### [TESTO DELLA PAGINA]
^^^^^^^^
Sogni e curiosità, la baby alleanza con la Siria
Al Borsi incontro con i piccoli profughi. «Farò l’architetto, io il calciatore al Milan»
Cento ragazzini, tutti in silenzio, davanti ad un grande schermo nell’aula magna dell’istituto Borsi, a Bonola. Collegamento via Skype. Dall’altra parte del monitor altrettanti bambini siriani dagli 8 ai 13 anni scappati dagli orrori della guerra e accolti in un centro educativo a Zefta, sud Libano. Lì hanno potuto finalmente riprendere a studiare, pur in un campo profughi.
Il progetto di gemellaggio Back to the Future, finanziato dall’Unione europea con Terre des Hommes, Avsi e War child Holland, prevede anche periodici collegamenti via Skype con gli «amici» milanesi.
^^^^^^^^
### [RIGHE RIPORTATE]
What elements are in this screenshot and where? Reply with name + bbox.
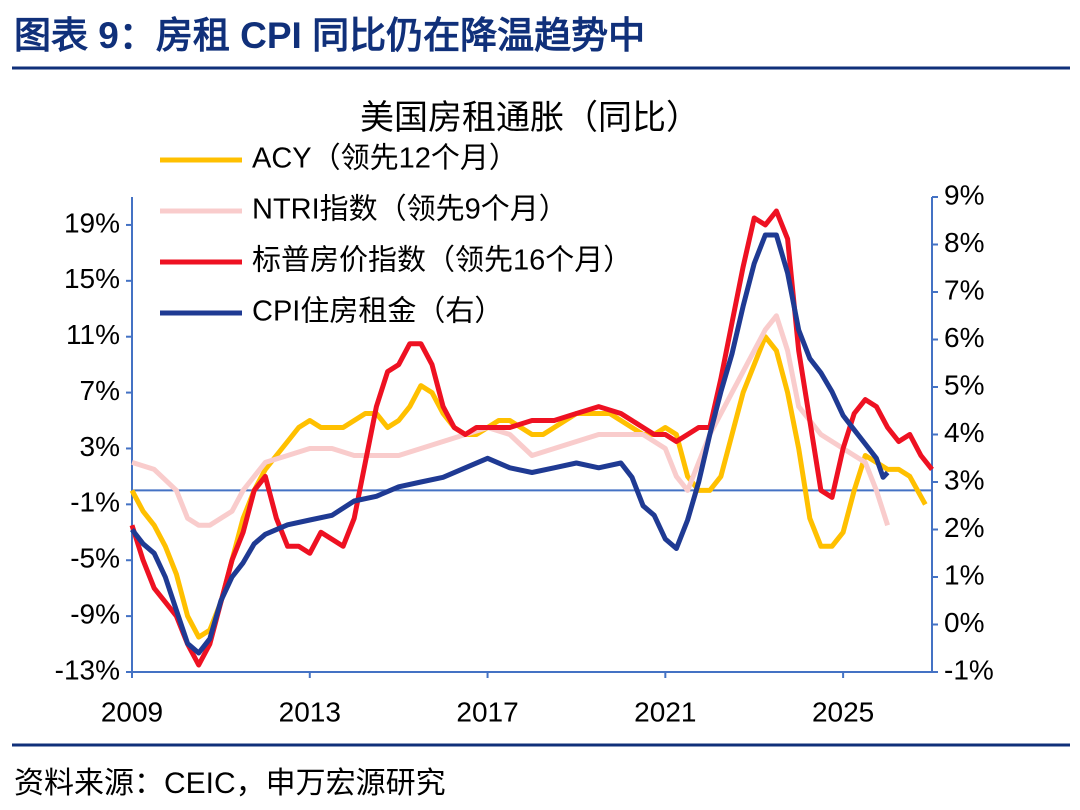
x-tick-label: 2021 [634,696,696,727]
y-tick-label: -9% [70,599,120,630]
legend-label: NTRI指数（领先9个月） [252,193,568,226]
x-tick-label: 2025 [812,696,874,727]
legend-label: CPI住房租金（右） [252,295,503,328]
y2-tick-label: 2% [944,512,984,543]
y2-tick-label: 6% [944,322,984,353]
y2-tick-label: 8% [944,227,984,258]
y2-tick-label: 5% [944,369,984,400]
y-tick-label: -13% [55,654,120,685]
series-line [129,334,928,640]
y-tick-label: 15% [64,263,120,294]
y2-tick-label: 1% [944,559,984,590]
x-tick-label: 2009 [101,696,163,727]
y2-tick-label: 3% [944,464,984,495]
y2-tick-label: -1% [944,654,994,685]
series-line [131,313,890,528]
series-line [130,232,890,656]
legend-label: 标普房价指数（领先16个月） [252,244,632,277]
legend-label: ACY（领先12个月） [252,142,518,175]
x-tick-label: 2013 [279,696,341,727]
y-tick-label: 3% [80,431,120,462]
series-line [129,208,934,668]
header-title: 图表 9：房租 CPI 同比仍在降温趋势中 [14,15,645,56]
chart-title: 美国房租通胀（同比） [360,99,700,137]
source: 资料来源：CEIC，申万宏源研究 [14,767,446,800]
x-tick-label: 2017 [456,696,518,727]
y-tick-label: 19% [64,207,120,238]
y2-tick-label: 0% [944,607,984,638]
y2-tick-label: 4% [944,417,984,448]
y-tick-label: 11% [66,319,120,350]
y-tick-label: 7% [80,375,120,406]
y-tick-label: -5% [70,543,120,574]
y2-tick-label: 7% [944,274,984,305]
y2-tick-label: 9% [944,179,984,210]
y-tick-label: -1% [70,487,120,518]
^^^^^^^^
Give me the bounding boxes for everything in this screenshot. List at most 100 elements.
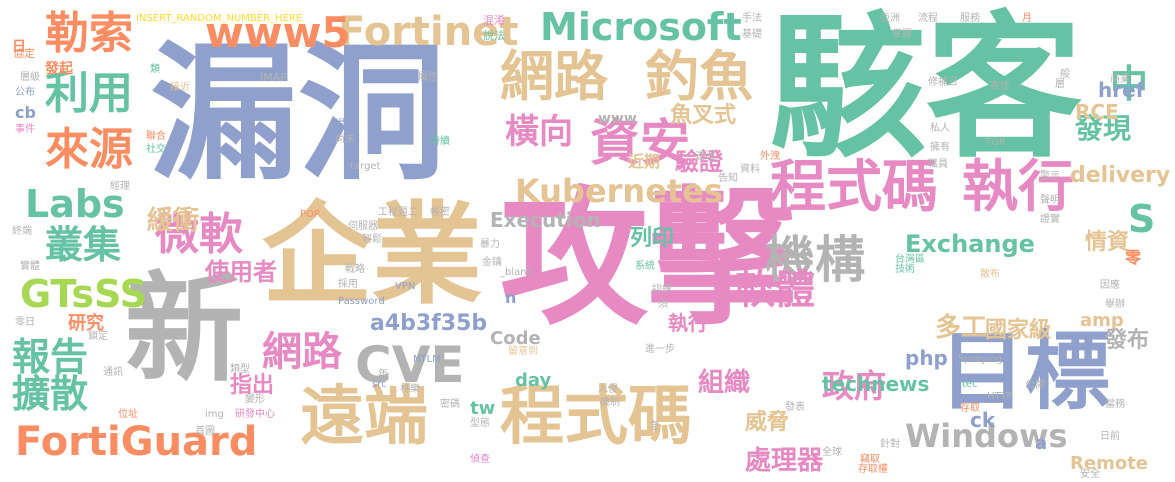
^^^^^^^^
### [LE CONSEGNE]
- 1) Riassumi in forma più breve il paragrafo dell'articolo che inizia con "Cento ragazzini", mantenendo i fatti principali.
- 2) Secondo l'articolo, chi finanzia il progetto Back to the Future?
- 3) Per favore, trascrivi dall'articolo il tratto che va da "Cento ragazzini, tutti" fino a "un campo profughi.", senza cambiare nulla.

### [RISPOSTE PER CONSEGNA]
- 1) Nell'aula magna dell'istituto Borsi, a Bonola, cento ragazzini seguono in silenzio un collegamento via Skype con altrettanti bambini siriani dagli 8 ai 13 anni. Questi bambini sono fuggiti dalla guerra e sono stati accolti in un centro educativo a Zefta, nel sud del Libano, dove hanno ripreso a studiare pur trovandosi in un campo profughi.

- 2) L'Unione europea, con Terre des Hommes, Avsi e War child Holland.

- 3)
Cento ragazzini, tutti in silenzio, davanti ad un grande schermo nell’aula magna dell’istituto Borsi, a Bonola. Collegamento via Skype. Dall’altra parte del monitor altrettanti bambini siriani dagli 8 ai 13 anni scappati dagli orrori della guerra e accolti in un centro educativo a Zefta, sud Libano. Lì hanno potuto finalmente riprendere a studiare, pur in un campo profughi.